Problem requirements: What is the number of lines in the entries that include the word "JSON"? Respond with the number only.

※

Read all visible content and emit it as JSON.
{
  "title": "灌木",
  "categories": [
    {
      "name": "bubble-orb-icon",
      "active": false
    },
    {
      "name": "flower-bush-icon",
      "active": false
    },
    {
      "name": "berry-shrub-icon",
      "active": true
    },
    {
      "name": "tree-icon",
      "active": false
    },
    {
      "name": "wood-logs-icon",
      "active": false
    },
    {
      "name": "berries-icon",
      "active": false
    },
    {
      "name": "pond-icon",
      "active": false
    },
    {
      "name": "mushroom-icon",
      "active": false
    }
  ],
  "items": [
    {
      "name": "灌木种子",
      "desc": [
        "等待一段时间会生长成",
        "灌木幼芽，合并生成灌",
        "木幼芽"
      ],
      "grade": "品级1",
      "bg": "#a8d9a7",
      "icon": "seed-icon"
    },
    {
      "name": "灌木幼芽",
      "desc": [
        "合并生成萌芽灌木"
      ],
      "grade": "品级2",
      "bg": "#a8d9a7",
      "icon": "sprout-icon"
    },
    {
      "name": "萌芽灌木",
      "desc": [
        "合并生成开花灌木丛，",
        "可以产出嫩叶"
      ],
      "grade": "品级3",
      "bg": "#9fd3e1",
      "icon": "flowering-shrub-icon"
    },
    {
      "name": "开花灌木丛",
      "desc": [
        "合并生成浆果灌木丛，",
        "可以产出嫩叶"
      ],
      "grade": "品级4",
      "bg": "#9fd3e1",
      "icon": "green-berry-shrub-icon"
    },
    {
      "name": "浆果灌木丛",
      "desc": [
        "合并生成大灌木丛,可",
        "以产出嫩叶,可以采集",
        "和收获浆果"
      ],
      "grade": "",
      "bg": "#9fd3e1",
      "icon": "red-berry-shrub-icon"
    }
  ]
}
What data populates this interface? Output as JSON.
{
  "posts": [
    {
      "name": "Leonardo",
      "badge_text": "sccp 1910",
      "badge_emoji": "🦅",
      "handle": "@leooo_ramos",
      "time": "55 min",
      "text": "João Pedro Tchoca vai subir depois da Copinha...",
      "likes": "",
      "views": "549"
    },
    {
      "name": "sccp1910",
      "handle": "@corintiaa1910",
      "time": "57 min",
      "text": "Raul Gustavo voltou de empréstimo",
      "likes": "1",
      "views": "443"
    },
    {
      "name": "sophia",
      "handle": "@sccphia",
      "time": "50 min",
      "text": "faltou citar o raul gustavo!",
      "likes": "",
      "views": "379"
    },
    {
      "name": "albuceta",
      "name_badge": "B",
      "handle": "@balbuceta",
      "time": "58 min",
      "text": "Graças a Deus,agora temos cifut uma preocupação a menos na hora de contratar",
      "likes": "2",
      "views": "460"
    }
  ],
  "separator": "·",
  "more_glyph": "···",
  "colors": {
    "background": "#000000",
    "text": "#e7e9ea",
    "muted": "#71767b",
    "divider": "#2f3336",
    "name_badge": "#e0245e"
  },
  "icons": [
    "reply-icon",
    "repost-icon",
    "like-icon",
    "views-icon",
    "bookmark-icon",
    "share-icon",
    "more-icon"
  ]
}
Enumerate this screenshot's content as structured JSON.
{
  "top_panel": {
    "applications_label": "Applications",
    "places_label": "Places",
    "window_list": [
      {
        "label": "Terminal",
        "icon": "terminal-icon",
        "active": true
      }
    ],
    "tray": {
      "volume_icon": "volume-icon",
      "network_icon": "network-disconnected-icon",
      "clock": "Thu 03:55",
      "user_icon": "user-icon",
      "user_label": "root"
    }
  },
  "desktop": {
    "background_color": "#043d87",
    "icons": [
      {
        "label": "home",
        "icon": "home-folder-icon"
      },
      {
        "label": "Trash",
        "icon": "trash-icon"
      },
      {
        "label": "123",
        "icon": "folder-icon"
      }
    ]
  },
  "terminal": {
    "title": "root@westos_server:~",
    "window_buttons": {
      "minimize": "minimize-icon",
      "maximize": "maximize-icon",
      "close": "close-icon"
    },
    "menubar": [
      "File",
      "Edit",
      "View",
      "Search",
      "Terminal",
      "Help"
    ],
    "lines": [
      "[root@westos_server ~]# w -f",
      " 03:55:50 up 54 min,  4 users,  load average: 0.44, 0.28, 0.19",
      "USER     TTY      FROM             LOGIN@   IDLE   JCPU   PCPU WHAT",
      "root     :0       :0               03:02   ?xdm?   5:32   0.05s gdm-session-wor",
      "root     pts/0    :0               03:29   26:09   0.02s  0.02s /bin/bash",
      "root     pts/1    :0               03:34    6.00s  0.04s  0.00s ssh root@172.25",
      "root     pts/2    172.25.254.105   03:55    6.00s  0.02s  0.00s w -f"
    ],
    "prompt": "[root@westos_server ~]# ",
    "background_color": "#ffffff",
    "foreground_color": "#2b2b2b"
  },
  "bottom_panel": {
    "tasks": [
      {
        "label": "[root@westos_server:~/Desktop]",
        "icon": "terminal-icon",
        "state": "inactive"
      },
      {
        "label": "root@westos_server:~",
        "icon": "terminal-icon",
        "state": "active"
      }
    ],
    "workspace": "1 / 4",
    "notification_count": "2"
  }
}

※

Answer for the task: 3